### [WHAT IS BEING ASKED]
Locate the word "sheets" in the entries below, then gather every line that holds it.

— Begin DATA LINES —

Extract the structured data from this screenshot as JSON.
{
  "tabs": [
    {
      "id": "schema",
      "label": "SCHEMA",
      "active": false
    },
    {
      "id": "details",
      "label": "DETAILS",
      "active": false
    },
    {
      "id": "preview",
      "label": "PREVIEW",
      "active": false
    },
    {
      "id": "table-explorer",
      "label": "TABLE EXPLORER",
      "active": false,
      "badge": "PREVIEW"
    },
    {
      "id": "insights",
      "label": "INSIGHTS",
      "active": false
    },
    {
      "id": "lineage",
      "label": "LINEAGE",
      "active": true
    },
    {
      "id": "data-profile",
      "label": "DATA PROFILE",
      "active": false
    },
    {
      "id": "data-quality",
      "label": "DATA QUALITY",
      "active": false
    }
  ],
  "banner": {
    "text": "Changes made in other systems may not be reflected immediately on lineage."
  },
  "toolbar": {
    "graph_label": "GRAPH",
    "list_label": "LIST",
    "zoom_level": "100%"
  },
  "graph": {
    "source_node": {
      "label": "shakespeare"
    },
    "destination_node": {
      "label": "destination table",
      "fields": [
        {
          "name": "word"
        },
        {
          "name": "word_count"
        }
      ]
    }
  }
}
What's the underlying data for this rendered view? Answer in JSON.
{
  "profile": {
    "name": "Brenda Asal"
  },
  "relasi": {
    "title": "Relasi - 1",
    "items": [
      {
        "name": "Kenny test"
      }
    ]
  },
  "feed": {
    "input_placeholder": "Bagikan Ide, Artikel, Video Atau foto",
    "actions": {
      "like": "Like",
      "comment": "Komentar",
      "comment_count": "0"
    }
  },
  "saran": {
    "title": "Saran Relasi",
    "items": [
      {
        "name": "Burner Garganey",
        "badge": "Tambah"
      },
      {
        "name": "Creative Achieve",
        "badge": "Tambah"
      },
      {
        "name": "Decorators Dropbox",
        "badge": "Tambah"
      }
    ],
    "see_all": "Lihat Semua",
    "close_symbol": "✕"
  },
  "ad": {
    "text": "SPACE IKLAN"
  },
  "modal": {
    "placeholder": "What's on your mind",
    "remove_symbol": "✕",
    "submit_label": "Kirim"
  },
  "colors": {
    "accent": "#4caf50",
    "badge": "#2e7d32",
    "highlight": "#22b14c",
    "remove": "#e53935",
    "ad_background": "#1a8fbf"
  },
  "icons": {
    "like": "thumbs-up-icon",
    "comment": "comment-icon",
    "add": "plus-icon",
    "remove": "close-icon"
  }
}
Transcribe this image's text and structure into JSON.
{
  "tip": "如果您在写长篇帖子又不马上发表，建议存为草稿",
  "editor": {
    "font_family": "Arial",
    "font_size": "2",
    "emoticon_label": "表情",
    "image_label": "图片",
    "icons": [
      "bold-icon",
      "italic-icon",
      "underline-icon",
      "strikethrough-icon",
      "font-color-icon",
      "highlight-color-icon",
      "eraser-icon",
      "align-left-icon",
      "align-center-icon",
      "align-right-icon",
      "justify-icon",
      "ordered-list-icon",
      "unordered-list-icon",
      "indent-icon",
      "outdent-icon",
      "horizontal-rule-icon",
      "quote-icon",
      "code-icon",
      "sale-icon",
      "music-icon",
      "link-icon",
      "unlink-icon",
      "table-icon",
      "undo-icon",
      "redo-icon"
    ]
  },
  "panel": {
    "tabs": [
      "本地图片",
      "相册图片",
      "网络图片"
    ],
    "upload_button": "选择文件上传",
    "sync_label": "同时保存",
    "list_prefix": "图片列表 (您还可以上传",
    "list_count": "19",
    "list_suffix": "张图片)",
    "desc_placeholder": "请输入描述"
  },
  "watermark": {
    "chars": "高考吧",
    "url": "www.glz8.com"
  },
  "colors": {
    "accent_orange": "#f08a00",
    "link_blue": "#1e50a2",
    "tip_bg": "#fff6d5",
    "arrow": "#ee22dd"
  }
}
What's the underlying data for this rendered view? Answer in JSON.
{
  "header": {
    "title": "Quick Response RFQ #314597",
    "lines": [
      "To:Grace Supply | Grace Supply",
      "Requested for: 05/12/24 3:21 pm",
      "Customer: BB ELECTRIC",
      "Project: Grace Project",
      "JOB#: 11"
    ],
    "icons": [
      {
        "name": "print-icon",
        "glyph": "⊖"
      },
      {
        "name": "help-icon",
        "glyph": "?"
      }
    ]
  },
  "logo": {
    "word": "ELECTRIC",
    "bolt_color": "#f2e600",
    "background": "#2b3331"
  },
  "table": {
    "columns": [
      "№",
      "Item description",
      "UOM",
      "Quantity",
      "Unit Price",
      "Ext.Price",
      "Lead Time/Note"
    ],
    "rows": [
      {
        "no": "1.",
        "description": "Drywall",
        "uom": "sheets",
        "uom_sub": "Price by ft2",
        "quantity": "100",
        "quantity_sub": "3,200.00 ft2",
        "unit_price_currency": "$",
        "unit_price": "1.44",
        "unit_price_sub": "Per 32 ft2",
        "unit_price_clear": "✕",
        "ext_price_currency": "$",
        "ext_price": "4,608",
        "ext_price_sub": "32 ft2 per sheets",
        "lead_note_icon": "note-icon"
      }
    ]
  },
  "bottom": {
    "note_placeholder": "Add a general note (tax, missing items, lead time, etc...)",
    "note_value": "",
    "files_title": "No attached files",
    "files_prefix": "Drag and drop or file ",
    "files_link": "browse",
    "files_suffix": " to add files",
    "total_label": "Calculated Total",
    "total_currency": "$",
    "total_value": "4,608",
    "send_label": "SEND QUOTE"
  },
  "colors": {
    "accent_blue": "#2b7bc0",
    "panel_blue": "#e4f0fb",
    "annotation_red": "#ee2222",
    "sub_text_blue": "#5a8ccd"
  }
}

— End DATA LINES —

### [RESULT FOR THIS TASK]
        "uom": "sheets",
        "ext_price_sub": "32 ft2 per sheets",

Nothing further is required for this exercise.